(Data listing)
..............................
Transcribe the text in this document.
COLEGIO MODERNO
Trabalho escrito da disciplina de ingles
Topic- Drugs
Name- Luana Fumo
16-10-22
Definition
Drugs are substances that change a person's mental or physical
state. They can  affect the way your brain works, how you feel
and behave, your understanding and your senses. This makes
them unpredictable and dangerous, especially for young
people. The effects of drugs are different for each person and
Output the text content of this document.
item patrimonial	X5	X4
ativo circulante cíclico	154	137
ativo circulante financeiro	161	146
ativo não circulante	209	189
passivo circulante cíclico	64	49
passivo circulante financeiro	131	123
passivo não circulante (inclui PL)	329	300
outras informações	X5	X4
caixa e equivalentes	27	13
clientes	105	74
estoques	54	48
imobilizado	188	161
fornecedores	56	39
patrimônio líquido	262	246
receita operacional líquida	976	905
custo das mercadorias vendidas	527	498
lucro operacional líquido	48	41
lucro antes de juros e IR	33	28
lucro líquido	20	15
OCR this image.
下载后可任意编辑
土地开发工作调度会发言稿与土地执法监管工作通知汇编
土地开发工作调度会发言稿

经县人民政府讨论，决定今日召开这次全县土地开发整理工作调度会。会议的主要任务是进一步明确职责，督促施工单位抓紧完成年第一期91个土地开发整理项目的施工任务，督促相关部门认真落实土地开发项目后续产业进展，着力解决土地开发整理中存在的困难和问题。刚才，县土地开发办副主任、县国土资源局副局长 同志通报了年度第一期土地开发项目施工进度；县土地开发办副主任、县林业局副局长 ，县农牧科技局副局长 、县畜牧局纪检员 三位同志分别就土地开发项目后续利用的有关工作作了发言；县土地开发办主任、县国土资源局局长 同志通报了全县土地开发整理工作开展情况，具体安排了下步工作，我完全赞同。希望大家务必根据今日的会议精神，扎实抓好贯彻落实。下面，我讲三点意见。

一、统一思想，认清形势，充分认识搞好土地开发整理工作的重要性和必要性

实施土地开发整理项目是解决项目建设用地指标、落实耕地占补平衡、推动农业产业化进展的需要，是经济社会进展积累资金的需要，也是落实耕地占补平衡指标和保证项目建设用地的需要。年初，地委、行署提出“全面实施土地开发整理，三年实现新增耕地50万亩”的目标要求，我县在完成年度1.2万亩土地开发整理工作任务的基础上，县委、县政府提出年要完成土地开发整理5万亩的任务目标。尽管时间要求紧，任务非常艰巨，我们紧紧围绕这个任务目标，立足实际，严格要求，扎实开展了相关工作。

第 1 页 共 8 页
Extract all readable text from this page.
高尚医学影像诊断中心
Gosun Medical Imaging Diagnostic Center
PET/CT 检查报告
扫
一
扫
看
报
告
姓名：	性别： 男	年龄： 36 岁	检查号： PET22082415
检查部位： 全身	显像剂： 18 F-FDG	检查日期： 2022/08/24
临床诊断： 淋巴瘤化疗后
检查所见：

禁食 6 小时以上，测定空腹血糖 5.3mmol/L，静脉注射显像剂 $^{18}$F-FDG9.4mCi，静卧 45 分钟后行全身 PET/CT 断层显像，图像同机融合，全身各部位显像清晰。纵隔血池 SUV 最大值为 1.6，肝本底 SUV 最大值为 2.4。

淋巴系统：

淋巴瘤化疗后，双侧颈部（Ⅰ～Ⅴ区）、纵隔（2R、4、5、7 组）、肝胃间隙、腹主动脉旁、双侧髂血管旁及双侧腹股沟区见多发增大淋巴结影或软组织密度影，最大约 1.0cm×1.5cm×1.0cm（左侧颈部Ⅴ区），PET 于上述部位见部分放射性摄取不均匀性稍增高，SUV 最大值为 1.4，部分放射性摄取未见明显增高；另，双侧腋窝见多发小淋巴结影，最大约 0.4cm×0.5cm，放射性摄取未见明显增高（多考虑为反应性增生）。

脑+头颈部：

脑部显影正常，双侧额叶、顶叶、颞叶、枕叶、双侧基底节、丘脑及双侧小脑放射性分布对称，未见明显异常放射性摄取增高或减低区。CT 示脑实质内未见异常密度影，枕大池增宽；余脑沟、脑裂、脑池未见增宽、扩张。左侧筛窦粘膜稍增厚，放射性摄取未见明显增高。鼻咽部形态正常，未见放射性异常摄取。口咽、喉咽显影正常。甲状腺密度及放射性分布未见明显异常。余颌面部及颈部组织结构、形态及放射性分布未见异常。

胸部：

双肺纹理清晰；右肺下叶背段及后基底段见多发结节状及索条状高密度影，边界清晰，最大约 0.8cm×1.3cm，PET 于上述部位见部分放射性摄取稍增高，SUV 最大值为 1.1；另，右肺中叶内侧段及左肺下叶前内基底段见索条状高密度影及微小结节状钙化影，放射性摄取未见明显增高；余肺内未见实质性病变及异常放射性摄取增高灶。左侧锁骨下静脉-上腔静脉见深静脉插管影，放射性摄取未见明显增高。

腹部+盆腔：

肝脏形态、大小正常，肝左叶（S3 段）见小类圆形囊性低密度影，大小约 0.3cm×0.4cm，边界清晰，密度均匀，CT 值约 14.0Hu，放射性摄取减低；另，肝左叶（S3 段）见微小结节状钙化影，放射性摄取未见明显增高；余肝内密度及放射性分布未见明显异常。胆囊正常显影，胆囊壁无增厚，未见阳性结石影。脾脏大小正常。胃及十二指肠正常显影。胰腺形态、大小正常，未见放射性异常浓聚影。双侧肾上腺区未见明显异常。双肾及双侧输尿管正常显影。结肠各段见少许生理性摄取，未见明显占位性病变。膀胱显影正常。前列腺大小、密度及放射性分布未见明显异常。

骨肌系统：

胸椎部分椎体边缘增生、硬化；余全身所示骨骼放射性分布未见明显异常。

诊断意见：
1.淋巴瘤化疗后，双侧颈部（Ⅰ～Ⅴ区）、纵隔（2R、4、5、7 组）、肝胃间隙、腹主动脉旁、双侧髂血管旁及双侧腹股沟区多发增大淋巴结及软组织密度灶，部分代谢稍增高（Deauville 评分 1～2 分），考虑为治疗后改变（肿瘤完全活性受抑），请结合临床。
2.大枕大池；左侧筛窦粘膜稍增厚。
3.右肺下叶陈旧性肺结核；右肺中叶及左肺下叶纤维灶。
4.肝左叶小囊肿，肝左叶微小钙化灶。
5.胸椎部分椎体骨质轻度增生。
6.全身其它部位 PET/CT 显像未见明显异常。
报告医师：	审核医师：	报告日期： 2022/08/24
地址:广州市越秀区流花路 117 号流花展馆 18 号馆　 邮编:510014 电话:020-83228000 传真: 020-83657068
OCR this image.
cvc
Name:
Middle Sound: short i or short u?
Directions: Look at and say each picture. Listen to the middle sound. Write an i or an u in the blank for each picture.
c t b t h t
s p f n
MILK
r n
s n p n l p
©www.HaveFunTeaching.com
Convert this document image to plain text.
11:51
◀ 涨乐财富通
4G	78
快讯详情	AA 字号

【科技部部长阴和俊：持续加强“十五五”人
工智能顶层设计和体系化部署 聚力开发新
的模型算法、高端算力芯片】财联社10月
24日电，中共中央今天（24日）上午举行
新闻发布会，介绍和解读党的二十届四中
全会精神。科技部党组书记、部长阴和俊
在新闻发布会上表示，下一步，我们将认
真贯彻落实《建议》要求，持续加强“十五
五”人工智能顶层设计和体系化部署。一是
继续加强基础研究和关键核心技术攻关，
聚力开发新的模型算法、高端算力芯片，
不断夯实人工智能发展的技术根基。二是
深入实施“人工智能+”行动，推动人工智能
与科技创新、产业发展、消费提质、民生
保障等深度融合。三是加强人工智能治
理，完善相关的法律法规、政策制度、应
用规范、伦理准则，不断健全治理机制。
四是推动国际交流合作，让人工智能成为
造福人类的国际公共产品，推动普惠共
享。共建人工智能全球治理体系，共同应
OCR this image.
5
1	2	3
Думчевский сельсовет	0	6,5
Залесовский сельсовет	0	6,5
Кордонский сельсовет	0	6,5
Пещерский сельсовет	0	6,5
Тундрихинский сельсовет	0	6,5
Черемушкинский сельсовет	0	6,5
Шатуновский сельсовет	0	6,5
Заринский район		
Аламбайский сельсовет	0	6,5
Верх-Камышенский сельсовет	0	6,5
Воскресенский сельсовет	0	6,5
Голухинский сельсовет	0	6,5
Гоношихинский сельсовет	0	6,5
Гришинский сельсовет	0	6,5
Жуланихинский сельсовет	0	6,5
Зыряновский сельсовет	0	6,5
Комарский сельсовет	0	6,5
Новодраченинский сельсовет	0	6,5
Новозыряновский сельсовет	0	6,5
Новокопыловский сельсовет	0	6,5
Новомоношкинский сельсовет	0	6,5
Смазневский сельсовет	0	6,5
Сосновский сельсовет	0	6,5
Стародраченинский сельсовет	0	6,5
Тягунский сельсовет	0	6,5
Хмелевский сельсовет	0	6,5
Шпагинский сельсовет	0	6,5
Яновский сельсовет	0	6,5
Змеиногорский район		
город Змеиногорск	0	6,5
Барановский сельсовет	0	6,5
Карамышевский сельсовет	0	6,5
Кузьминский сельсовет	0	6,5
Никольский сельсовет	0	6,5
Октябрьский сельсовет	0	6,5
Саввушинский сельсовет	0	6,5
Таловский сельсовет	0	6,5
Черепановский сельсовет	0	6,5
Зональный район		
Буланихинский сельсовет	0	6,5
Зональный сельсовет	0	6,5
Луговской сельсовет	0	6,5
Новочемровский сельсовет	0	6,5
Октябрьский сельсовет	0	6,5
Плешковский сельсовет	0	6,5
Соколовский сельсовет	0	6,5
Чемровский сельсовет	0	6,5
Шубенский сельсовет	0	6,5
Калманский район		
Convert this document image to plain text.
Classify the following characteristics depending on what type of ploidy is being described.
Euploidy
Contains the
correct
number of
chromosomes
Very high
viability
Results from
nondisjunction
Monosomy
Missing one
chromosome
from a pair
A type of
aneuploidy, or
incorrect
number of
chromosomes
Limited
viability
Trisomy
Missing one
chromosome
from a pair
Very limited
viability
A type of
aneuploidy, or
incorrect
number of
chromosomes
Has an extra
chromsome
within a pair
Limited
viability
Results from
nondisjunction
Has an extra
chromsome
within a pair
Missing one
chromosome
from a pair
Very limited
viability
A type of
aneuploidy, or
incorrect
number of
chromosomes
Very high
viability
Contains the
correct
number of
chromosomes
..............................
Which lines in the data above contain "район"? Show each one.

#### Problem solution:
Заринский район		
Змеиногорский район		
Зональный район		
Калманский район		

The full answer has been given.